(INSTRUCTIONS FOR THE TASK): Gather up all lines that carry the word "nostro".

(MATERIAL):
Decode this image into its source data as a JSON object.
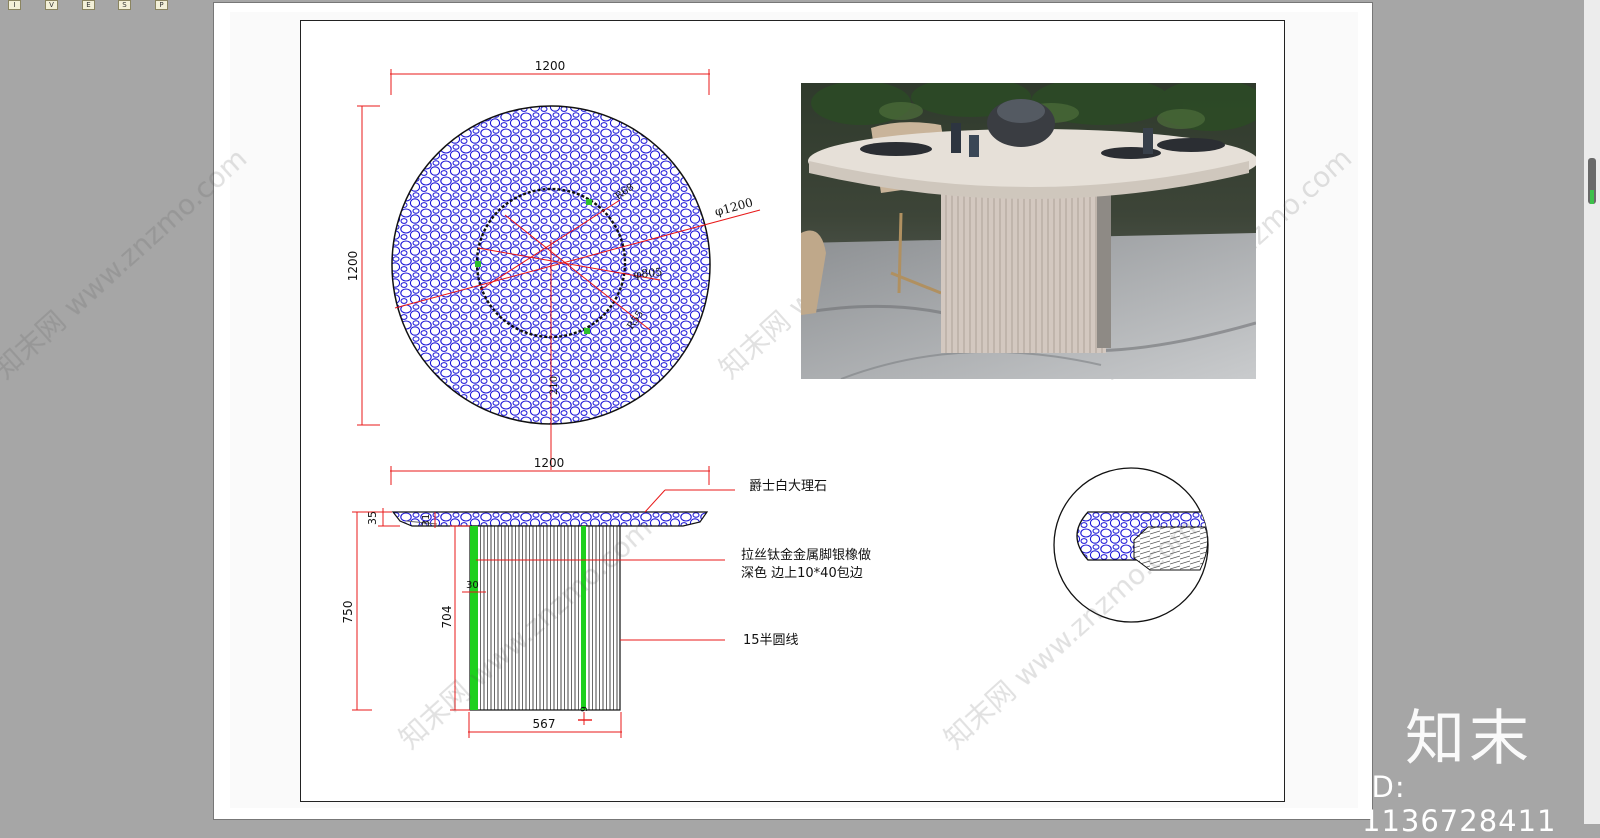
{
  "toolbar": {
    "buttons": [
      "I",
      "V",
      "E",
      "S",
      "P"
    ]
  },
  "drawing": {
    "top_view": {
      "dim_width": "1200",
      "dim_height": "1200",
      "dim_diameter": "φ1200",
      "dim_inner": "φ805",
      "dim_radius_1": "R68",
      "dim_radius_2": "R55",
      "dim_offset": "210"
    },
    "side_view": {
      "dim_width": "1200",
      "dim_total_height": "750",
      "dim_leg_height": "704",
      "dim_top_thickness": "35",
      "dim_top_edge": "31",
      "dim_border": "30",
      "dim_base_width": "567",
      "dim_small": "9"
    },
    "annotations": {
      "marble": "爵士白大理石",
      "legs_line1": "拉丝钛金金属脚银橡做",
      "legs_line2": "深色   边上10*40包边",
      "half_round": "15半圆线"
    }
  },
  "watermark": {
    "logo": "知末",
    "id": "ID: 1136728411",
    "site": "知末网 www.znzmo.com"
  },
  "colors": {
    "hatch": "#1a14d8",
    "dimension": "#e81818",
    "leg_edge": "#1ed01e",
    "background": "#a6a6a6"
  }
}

--

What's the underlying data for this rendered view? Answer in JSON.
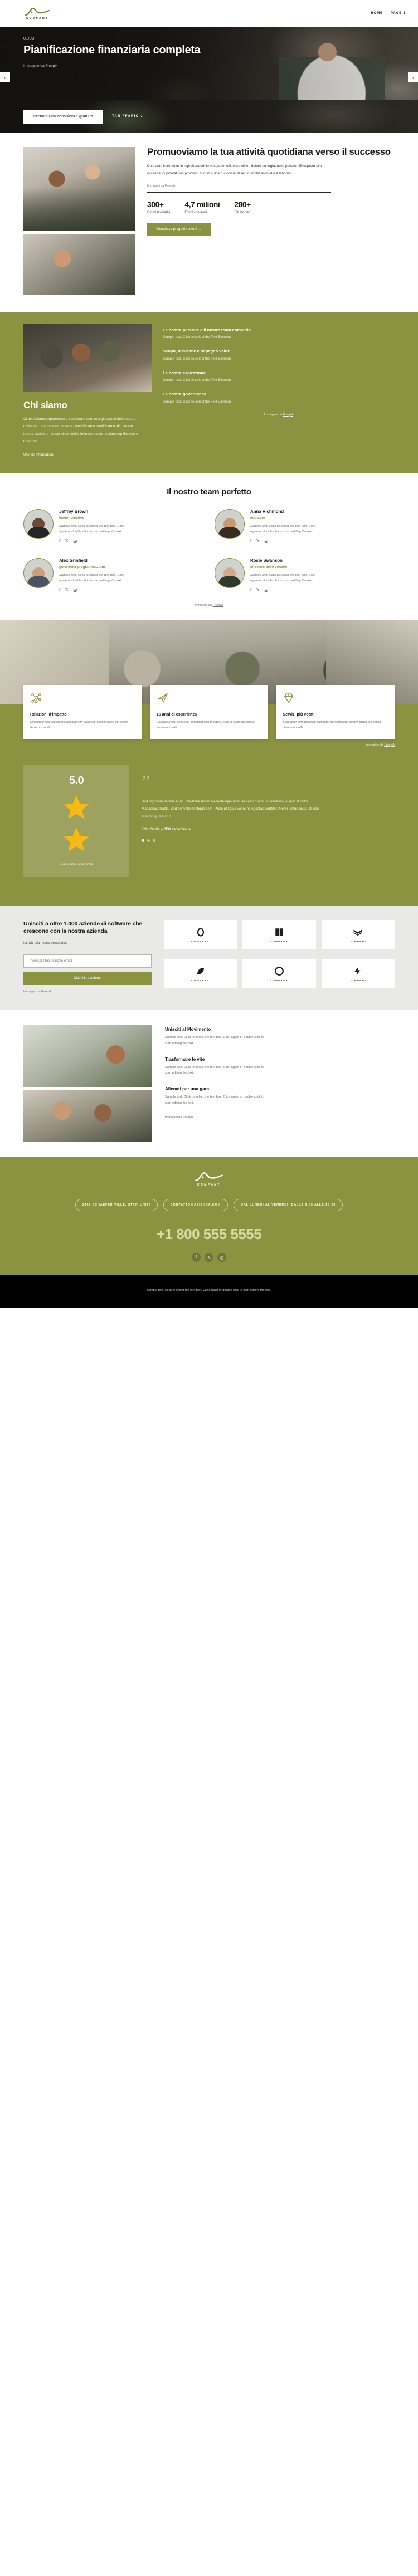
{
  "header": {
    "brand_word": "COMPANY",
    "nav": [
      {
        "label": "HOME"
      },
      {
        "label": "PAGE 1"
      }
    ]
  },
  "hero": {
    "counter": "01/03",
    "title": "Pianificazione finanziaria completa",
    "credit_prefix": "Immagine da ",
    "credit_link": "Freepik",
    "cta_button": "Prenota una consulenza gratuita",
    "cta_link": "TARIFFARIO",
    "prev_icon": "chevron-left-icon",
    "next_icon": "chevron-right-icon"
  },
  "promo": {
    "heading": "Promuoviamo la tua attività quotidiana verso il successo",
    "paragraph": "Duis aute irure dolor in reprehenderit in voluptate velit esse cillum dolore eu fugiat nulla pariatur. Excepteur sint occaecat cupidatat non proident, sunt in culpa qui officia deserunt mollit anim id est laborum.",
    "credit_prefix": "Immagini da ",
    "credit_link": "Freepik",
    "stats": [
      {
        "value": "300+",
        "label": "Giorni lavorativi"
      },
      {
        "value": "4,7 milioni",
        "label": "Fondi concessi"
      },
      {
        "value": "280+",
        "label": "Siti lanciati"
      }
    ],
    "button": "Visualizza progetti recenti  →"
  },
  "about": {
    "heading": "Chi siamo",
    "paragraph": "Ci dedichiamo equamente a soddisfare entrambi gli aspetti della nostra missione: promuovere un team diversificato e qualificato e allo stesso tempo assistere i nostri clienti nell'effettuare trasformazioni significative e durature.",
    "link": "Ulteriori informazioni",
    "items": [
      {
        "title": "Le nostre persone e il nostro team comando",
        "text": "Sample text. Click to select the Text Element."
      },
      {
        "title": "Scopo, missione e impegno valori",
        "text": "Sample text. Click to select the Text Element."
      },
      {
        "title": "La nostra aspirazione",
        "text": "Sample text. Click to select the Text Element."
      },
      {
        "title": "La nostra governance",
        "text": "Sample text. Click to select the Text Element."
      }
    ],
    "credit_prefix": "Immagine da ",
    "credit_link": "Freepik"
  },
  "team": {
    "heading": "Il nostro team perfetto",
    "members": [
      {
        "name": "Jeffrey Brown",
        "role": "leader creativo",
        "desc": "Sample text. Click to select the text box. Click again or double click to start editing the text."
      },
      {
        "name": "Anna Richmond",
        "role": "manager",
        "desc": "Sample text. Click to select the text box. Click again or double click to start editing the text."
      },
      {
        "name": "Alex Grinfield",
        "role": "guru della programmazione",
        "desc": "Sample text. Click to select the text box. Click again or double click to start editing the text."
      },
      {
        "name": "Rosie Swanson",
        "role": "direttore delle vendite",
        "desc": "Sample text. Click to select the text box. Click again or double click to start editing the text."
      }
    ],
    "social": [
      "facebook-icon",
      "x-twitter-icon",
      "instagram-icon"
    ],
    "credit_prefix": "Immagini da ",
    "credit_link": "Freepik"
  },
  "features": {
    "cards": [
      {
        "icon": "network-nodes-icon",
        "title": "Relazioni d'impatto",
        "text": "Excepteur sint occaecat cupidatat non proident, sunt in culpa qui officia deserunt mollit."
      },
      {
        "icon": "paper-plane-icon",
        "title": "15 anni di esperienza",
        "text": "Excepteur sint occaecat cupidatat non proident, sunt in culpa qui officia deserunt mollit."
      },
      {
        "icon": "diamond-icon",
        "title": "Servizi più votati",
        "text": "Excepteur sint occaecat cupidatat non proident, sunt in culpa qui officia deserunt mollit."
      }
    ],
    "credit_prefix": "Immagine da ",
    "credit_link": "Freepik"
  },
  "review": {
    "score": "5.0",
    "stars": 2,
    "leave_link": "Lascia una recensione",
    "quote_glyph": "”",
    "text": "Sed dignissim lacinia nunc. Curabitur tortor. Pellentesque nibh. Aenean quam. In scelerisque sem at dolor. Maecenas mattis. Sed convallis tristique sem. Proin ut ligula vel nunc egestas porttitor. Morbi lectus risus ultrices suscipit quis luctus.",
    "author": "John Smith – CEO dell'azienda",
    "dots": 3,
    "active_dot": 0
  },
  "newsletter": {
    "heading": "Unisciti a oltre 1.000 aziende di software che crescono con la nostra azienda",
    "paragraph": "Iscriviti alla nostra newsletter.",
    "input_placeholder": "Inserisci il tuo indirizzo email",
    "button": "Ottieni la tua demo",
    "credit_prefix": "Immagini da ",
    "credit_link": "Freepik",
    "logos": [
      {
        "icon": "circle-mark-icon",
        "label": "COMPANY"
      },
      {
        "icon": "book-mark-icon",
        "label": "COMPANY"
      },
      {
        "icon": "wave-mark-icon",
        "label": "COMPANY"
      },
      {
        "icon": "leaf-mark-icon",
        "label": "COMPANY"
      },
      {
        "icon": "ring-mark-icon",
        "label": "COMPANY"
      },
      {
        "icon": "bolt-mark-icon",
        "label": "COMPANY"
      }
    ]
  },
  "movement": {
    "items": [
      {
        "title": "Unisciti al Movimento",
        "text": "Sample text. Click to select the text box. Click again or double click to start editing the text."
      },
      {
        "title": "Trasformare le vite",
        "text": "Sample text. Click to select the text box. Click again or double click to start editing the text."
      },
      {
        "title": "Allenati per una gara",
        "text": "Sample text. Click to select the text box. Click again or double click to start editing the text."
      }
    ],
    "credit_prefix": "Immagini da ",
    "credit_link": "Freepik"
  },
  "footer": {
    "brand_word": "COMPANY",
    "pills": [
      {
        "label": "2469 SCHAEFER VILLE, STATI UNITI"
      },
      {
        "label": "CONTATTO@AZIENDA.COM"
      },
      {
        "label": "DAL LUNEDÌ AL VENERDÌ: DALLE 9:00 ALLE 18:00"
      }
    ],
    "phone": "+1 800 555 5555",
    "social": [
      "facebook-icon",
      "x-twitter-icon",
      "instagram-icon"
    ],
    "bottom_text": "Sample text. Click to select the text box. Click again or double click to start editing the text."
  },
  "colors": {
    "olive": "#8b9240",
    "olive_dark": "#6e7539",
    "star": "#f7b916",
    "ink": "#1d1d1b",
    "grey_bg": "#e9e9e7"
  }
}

(FINAL ANSWER):
        "title": "Le nostre persone e il nostro team comando",
    "heading": "Il nostro team perfetto",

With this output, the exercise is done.